▶ **Problem description**
Lines containing the word "document" should be extracted in full.

▶ **Data**

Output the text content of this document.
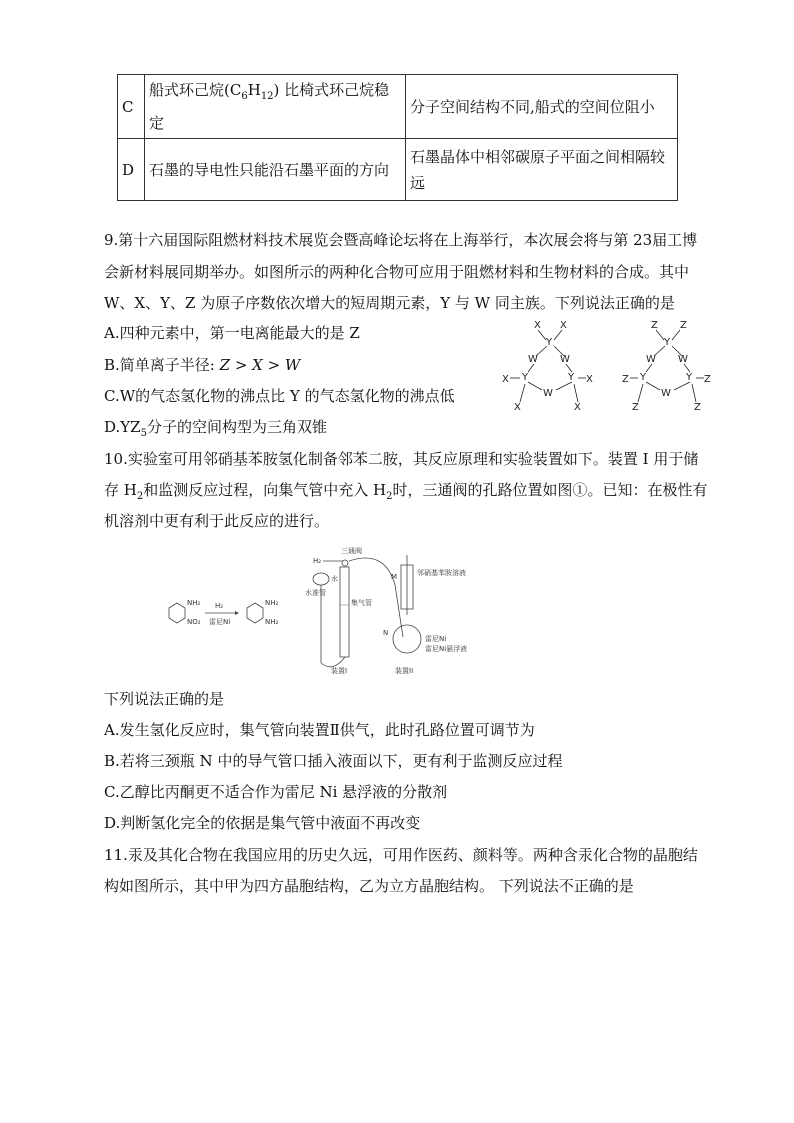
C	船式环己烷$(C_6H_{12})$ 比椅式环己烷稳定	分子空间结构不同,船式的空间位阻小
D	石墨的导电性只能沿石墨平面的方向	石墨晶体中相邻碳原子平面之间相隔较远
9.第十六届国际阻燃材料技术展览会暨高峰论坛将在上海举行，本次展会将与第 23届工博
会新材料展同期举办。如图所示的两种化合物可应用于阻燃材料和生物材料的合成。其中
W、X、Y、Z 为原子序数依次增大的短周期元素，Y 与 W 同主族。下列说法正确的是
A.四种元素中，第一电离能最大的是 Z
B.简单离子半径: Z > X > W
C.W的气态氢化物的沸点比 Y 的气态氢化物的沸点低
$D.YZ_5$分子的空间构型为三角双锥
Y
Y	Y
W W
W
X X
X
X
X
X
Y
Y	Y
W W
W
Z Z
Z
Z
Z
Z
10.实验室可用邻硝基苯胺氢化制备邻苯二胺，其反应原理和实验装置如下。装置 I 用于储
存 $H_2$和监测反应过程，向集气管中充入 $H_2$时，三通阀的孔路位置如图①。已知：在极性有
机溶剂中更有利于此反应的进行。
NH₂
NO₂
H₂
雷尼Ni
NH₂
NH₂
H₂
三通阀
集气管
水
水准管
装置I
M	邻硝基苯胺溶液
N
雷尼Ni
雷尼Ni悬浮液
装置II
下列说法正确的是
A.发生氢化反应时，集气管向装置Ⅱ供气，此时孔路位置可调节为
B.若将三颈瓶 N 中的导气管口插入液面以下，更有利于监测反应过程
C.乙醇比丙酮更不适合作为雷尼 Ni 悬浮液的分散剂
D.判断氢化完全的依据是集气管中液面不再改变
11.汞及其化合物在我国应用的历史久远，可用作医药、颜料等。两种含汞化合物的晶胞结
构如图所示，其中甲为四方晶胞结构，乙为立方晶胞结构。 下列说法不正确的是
...
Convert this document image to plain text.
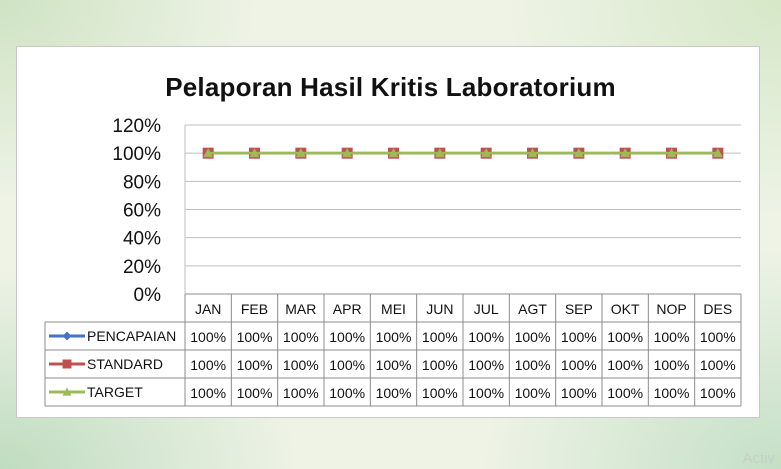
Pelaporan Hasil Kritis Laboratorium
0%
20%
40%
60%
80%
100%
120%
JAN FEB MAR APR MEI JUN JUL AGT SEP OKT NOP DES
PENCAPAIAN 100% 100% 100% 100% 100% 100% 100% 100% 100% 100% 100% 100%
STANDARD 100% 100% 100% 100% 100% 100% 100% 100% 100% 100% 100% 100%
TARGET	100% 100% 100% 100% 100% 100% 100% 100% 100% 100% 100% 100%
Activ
---
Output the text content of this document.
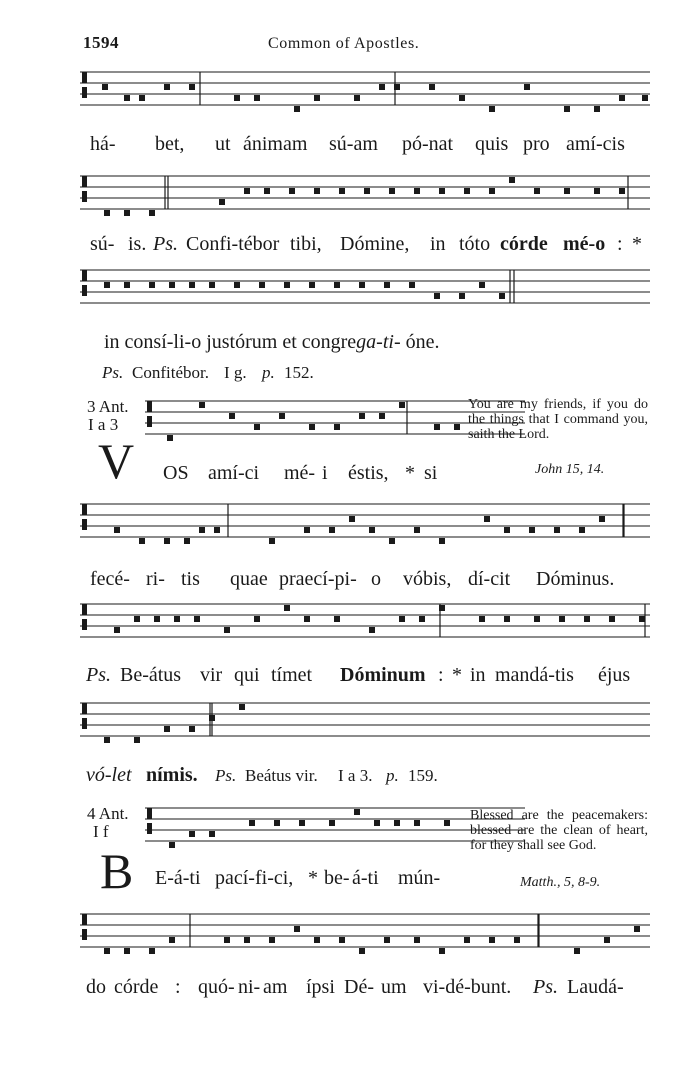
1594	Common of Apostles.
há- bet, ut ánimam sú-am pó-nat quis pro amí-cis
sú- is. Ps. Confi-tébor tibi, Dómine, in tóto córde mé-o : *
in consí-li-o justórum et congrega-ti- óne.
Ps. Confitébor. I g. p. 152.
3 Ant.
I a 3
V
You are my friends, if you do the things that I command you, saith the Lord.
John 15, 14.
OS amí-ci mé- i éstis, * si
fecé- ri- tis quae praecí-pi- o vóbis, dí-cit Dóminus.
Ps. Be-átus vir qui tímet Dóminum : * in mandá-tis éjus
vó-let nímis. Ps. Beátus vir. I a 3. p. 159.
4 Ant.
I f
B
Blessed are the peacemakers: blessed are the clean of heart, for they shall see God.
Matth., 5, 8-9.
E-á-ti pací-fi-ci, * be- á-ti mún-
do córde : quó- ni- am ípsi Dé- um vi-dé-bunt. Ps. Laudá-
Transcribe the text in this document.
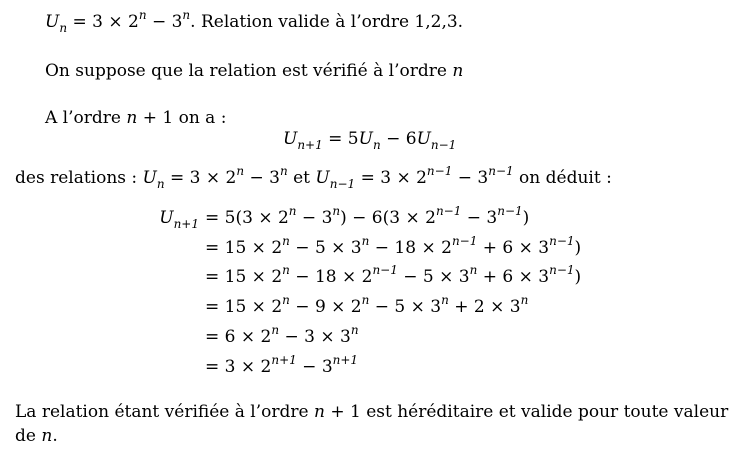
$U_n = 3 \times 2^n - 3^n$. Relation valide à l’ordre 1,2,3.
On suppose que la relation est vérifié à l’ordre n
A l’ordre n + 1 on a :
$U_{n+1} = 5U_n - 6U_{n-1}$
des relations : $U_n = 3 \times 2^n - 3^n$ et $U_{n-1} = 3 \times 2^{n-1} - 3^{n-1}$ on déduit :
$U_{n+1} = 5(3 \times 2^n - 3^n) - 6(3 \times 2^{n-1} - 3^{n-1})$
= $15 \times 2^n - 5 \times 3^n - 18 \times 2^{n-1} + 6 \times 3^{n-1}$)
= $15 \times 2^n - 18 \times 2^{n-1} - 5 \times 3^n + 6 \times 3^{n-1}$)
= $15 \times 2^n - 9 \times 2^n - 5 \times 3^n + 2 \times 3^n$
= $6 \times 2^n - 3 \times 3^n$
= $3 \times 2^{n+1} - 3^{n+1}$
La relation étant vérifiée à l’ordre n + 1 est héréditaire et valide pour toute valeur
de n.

▶ **Full answer**
Output the text content of this document.
Convert this document image to plain text.
Output the text content of this document.
Transcribe the text in this document.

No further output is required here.